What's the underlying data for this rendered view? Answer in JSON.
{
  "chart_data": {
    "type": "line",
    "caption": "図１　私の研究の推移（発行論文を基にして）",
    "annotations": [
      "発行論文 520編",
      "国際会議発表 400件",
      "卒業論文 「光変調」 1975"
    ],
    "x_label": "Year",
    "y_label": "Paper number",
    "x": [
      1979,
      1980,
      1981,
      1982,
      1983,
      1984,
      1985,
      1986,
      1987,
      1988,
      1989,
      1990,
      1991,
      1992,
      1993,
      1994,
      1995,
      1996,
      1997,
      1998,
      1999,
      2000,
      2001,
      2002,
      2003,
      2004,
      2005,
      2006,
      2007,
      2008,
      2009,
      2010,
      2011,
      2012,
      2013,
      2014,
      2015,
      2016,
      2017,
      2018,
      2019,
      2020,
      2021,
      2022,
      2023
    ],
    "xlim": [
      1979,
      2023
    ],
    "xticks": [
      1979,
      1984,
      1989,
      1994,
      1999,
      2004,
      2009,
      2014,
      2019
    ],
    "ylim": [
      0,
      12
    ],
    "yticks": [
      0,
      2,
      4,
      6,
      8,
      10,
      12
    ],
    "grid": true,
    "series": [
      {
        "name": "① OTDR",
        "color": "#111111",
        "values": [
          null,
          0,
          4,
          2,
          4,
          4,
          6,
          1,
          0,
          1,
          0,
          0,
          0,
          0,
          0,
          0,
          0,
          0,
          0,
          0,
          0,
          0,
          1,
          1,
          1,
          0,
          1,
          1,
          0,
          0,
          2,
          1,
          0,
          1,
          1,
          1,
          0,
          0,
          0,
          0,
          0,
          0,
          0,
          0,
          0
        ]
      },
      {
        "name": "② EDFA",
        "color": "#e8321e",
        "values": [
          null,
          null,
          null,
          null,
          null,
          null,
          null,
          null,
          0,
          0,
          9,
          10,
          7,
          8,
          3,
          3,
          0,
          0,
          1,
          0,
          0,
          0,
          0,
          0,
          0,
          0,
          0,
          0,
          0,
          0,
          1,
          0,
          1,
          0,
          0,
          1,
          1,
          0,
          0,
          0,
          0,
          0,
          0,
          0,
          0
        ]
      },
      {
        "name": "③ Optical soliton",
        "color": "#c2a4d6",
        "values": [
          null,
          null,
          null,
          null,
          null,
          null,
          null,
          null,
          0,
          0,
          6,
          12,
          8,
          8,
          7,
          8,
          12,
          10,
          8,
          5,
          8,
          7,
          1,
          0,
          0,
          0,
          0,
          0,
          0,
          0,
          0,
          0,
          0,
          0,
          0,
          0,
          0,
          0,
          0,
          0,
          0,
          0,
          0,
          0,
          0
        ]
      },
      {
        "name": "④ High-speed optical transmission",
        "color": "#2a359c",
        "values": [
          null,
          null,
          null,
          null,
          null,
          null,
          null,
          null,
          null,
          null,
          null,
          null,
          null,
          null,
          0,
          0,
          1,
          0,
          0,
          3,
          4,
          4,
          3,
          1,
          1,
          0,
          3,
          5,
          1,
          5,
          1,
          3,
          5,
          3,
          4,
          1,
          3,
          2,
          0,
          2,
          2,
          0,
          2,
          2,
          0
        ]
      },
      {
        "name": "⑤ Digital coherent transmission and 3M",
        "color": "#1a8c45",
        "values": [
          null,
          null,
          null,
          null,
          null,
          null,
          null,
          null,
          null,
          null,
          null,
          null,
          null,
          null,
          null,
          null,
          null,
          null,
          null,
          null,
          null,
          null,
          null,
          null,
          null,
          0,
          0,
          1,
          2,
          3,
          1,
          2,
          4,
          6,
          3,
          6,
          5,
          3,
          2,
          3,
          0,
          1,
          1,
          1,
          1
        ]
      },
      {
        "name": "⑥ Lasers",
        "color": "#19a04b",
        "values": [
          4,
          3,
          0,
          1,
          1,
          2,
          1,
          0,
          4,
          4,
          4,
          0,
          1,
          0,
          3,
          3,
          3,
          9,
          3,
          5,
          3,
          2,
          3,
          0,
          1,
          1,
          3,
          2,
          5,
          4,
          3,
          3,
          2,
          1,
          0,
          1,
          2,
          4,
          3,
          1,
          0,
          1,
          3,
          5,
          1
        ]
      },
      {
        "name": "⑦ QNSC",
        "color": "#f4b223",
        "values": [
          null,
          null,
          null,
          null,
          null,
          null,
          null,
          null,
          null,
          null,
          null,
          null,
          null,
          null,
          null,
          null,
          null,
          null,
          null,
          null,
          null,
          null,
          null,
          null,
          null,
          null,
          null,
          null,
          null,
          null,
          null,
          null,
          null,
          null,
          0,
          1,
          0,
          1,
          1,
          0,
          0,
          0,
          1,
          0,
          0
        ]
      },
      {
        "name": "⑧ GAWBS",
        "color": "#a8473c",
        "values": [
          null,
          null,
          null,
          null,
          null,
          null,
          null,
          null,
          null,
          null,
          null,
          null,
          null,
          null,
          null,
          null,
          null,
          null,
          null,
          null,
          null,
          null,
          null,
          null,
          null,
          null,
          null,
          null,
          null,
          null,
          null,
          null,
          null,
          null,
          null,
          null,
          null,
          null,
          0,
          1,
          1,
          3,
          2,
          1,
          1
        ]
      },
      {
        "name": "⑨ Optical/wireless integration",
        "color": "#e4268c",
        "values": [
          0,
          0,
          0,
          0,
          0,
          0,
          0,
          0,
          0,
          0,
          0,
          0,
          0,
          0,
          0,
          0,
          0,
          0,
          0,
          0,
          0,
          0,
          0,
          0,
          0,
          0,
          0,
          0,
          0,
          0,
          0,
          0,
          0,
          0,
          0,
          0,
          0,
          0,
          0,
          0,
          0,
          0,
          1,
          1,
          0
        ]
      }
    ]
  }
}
********************
Exactly reproduce every line of the data above.

What's the underlying data for this rendered view? Answer in JSON.
{
  "chart_data": {
    "type": "line",
    "caption": "図１　私の研究の推移（発行論文を基にして）",
    "annotations": [
      "発行論文 520編",
      "国際会議発表 400件",
      "卒業論文 「光変調」 1975"
    ],
    "x_label": "Year",
    "y_label": "Paper number",
    "x": [
      1979,
      1980,
      1981,
      1982,
      1983,
      1984,
      1985,
      1986,
      1987,
      1988,
      1989,
      1990,
      1991,
      1992,
      1993,
      1994,
      1995,
      1996,
      1997,
      1998,
      1999,
      2000,
      2001,
      2002,
      2003,
      2004,
      2005,
      2006,
      2007,
      2008,
      2009,
      2010,
      2011,
      2012,
      2013,
      2014,
      2015,
      2016,
      2017,
      2018,
      2019,
      2020,
      2021,
      2022,
      2023
    ],
    "xlim": [
      1979,
      2023
    ],
    "xticks": [
      1979,
      1984,
      1989,
      1994,
      1999,
      2004,
      2009,
      2014,
      2019
    ],
    "ylim": [
      0,
      12
    ],
    "yticks": [
      0,
      2,
      4,
      6,
      8,
      10,
      12
    ],
    "grid": true,
    "series": [
      {
        "name": "① OTDR",
        "color": "#111111",
        "values": [
          null,
          0,
          4,
          2,
          4,
          4,
          6,
          1,
          0,
          1,
          0,
          0,
          0,
          0,
          0,
          0,
          0,
          0,
          0,
          0,
          0,
          0,
          1,
          1,
          1,
          0,
          1,
          1,
          0,
          0,
          2,
          1,
          0,
          1,
          1,
          1,
          0,
          0,
          0,
          0,
          0,
          0,
          0,
          0,
          0
        ]
      },
      {
        "name": "② EDFA",
        "color": "#e8321e",
        "values": [
          null,
          null,
          null,
          null,
          null,
          null,
          null,
          null,
          0,
          0,
          9,
          10,
          7,
          8,
          3,
          3,
          0,
          0,
          1,
          0,
          0,
          0,
          0,
          0,
          0,
          0,
          0,
          0,
          0,
          0,
          1,
          0,
          1,
          0,
          0,
          1,
          1,
          0,
          0,
          0,
          0,
          0,
          0,
          0,
          0
        ]
      },
      {
        "name": "③ Optical soliton",
        "color": "#c2a4d6",
        "values": [
          null,
          null,
          null,
          null,
          null,
          null,
          null,
          null,
          0,
          0,
          6,
          12,
          8,
          8,
          7,
          8,
          12,
          10,
          8,
          5,
          8,
          7,
          1,
          0,
          0,
          0,
          0,
          0,
          0,
          0,
          0,
          0,
          0,
          0,
          0,
          0,
          0,
          0,
          0,
          0,
          0,
          0,
          0,
          0,
          0
        ]
      },
      {
        "name": "④ High-speed optical transmission",
        "color": "#2a359c",
        "values": [
          null,
          null,
          null,
          null,
          null,
          null,
          null,
          null,
          null,
          null,
          null,
          null,
          null,
          null,
          0,
          0,
          1,
          0,
          0,
          3,
          4,
          4,
          3,
          1,
          1,
          0,
          3,
          5,
          1,
          5,
          1,
          3,
          5,
          3,
          4,
          1,
          3,
          2,
          0,
          2,
          2,
          0,
          2,
          2,
          0
        ]
      },
      {
        "name": "⑤ Digital coherent transmission and 3M",
        "color": "#1a8c45",
        "values": [
          null,
          null,
          null,
          null,
          null,
          null,
          null,
          null,
          null,
          null,
          null,
          null,
          null,
          null,
          null,
          null,
          null,
          null,
          null,
          null,
          null,
          null,
          null,
          null,
          null,
          0,
          0,
          1,
          2,
          3,
          1,
          2,
          4,
          6,
          3,
          6,
          5,
          3,
          2,
          3,
          0,
          1,
          1,
          1,
          1
        ]
      },
      {
        "name": "⑥ Lasers",
        "color": "#19a04b",
        "values": [
          4,
          3,
          0,
          1,
          1,
          2,
          1,
          0,
          4,
          4,
          4,
          0,
          1,
          0,
          3,
          3,
          3,
          9,
          3,
          5,
          3,
          2,
          3,
          0,
          1,
          1,
          3,
          2,
          5,
          4,
          3,
          3,
          2,
          1,
          0,
          1,
          2,
          4,
          3,
          1,
          0,
          1,
          3,
          5,
          1
        ]
      },
      {
        "name": "⑦ QNSC",
        "color": "#f4b223",
        "values": [
          null,
          null,
          null,
          null,
          null,
          null,
          null,
          null,
          null,
          null,
          null,
          null,
          null,
          null,
          null,
          null,
          null,
          null,
          null,
          null,
          null,
          null,
          null,
          null,
          null,
          null,
          null,
          null,
          null,
          null,
          null,
          null,
          null,
          null,
          0,
          1,
          0,
          1,
          1,
          0,
          0,
          0,
          1,
          0,
          0
        ]
      },
      {
        "name": "⑧ GAWBS",
        "color": "#a8473c",
        "values": [
          null,
          null,
          null,
          null,
          null,
          null,
          null,
          null,
          null,
          null,
          null,
          null,
          null,
          null,
          null,
          null,
          null,
          null,
          null,
          null,
          null,
          null,
          null,
          null,
          null,
          null,
          null,
          null,
          null,
          null,
          null,
          null,
          null,
          null,
          null,
          null,
          null,
          null,
          0,
          1,
          1,
          3,
          2,
          1,
          1
        ]
      },
      {
        "name": "⑨ Optical/wireless integration",
        "color": "#e4268c",
        "values": [
          0,
          0,
          0,
          0,
          0,
          0,
          0,
          0,
          0,
          0,
          0,
          0,
          0,
          0,
          0,
          0,
          0,
          0,
          0,
          0,
          0,
          0,
          0,
          0,
          0,
          0,
          0,
          0,
          0,
          0,
          0,
          0,
          0,
          0,
          0,
          0,
          0,
          0,
          0,
          0,
          0,
          0,
          1,
          1,
          0
        ]
      }
    ]
  }
}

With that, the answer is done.